■ SET PROBLEM: In the lines below, how many hold the word "grzejne"? Answer only with the number.

■ TASK DATA:

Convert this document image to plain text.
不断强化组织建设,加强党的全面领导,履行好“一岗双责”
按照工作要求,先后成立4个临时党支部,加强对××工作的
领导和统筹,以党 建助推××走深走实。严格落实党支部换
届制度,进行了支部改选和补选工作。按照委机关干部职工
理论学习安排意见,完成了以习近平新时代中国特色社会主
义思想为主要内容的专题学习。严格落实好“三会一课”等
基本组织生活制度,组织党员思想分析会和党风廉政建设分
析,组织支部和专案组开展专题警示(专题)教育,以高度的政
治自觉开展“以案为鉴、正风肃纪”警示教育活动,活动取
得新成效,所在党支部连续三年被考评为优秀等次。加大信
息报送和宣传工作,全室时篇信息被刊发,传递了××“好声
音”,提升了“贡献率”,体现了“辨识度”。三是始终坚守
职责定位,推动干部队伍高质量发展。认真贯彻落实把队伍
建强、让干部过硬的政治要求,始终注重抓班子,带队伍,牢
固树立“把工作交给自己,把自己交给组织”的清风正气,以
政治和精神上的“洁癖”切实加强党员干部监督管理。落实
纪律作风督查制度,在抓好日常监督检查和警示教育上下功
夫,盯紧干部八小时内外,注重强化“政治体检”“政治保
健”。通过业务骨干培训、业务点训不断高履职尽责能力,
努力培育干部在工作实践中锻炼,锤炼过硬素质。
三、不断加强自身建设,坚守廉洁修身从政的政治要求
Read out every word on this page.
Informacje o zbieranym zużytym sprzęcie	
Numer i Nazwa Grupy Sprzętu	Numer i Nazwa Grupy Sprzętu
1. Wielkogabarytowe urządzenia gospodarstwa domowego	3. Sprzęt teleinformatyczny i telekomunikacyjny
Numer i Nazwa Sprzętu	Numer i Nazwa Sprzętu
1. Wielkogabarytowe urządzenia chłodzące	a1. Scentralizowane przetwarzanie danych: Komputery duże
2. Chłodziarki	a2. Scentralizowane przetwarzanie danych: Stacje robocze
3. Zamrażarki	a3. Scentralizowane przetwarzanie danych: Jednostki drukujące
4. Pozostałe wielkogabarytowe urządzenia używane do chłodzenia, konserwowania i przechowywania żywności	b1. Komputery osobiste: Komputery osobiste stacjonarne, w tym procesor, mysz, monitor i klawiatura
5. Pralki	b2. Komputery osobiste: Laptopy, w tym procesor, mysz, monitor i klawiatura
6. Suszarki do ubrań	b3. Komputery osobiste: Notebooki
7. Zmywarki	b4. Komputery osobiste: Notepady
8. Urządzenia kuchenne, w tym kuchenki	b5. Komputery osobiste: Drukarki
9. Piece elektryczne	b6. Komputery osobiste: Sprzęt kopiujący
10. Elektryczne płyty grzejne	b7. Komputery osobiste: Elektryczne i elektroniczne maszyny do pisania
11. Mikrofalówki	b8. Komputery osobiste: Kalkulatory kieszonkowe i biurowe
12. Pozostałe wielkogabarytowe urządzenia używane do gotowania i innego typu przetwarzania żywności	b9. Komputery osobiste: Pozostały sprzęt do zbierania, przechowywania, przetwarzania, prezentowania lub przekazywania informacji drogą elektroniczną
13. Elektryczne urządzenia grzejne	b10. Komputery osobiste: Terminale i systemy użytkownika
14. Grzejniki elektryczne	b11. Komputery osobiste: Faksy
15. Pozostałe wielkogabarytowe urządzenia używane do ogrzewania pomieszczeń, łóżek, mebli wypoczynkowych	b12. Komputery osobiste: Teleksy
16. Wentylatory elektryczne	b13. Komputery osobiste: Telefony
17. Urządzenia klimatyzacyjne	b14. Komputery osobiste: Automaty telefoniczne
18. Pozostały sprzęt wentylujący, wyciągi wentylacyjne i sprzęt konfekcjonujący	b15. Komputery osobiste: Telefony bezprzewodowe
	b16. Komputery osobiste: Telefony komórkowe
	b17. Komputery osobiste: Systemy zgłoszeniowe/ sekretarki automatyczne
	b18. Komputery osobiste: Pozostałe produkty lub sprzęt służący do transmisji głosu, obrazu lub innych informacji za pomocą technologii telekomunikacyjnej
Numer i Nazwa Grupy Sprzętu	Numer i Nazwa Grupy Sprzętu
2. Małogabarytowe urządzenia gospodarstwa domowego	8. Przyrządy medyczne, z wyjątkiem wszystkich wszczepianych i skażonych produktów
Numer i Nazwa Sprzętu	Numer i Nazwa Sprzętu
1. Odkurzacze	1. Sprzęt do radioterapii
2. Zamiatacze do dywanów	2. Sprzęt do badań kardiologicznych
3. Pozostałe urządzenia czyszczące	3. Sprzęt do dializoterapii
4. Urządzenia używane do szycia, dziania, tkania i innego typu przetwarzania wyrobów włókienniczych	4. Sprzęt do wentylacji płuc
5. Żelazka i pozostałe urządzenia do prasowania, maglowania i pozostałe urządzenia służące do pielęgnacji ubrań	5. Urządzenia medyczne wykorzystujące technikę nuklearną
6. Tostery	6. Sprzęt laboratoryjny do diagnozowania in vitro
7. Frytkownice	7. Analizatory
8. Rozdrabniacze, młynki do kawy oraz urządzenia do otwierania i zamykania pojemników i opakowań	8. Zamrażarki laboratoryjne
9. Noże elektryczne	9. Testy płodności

■ EXERCISE RESULT: 2